> Do this:
Quote the whole listing word for word, please.

Records contained in a dataset
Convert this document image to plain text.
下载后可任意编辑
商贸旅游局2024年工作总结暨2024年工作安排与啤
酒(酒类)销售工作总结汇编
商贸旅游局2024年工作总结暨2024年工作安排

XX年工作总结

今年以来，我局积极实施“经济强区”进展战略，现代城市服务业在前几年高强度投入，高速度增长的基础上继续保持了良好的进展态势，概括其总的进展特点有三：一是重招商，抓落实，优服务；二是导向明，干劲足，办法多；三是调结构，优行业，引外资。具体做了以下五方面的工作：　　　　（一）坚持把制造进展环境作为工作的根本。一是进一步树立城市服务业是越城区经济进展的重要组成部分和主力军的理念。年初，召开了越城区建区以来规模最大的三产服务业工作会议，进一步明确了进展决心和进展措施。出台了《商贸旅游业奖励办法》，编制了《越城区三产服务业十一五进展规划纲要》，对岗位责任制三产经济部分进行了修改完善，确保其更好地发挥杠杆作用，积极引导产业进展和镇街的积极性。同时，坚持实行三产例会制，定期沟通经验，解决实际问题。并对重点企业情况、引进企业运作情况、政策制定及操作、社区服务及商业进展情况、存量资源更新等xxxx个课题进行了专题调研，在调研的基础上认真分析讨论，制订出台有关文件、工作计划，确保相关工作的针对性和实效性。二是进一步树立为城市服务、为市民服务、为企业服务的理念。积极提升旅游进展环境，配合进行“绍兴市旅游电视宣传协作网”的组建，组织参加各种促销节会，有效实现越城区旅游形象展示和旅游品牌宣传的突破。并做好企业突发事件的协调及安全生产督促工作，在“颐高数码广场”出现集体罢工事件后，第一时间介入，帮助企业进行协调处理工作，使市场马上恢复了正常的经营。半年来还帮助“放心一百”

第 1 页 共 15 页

> Finished answer:
Convert this document image to plain text.
下载后可任意编辑
商贸旅游局2024年工作总结暨2024年工作安排与啤
酒(酒类)销售工作总结汇编
商贸旅游局2024年工作总结暨2024年工作安排

XX年工作总结

今年以来，我局积极实施“经济强区”进展战略，现代城市服务业在前几年高强度投入，高速度增长的基础上继续保持了良好的进展态势，概括其总的进展特点有三：一是重招商，抓落实，优服务；二是导向明，干劲足，办法多；三是调结构，优行业，引外资。具体做了以下五方面的工作：　　　　（一）坚持把制造进展环境作为工作的根本。一是进一步树立城市服务业是越城区经济进展的重要组成部分和主力军的理念。年初，召开了越城区建区以来规模最大的三产服务业工作会议，进一步明确了进展决心和进展措施。出台了《商贸旅游业奖励办法》，编制了《越城区三产服务业十一五进展规划纲要》，对岗位责任制三产经济部分进行了修改完善，确保其更好地发挥杠杆作用，积极引导产业进展和镇街的积极性。同时，坚持实行三产例会制，定期沟通经验，解决实际问题。并对重点企业情况、引进企业运作情况、政策制定及操作、社区服务及商业进展情况、存量资源更新等xxxx个课题进行了专题调研，在调研的基础上认真分析讨论，制订出台有关文件、工作计划，确保相关工作的针对性和实效性。二是进一步树立为城市服务、为市民服务、为企业服务的理念。积极提升旅游进展环境，配合进行“绍兴市旅游电视宣传协作网”的组建，组织参加各种促销节会，有效实现越城区旅游形象展示和旅游品牌宣传的突破。并做好企业突发事件的协调及安全生产督促工作，在“颐高数码广场”出现集体罢工事件后，第一时间介入，帮助企业进行协调处理工作，使市场马上恢复了正常的经营。半年来还帮助“放心一百”

第 1 页 共 15 页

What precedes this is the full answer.